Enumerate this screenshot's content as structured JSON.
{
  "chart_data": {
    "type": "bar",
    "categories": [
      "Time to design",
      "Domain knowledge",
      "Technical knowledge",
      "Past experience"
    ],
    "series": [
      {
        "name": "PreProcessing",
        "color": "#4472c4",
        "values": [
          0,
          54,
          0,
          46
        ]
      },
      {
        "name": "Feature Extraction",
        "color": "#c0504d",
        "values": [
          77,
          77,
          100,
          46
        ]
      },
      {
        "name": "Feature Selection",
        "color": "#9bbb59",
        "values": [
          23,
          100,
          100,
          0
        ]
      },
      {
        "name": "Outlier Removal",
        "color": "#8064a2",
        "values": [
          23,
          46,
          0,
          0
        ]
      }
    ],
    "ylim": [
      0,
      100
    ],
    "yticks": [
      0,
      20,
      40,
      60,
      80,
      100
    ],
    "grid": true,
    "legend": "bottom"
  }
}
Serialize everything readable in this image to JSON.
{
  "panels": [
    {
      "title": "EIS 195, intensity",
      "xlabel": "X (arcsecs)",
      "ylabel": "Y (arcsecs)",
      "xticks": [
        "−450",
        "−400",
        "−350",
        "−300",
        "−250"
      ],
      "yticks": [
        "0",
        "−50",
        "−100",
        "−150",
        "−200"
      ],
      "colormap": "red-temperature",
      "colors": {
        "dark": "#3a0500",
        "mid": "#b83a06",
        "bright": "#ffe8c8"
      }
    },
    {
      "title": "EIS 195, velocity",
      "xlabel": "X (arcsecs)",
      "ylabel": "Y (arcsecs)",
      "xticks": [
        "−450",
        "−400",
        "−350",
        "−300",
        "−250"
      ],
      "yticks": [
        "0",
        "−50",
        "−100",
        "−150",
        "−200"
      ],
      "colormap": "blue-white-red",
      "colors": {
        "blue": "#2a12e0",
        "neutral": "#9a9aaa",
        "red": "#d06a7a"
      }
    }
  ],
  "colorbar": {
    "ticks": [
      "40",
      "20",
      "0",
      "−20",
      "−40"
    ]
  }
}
• • •
▶ [Goal of the exercise] Identify all lines in the records above with the word "Feature".

▶ [Final answer]
        "name": "Feature Extraction",
        "name": "Feature Selection",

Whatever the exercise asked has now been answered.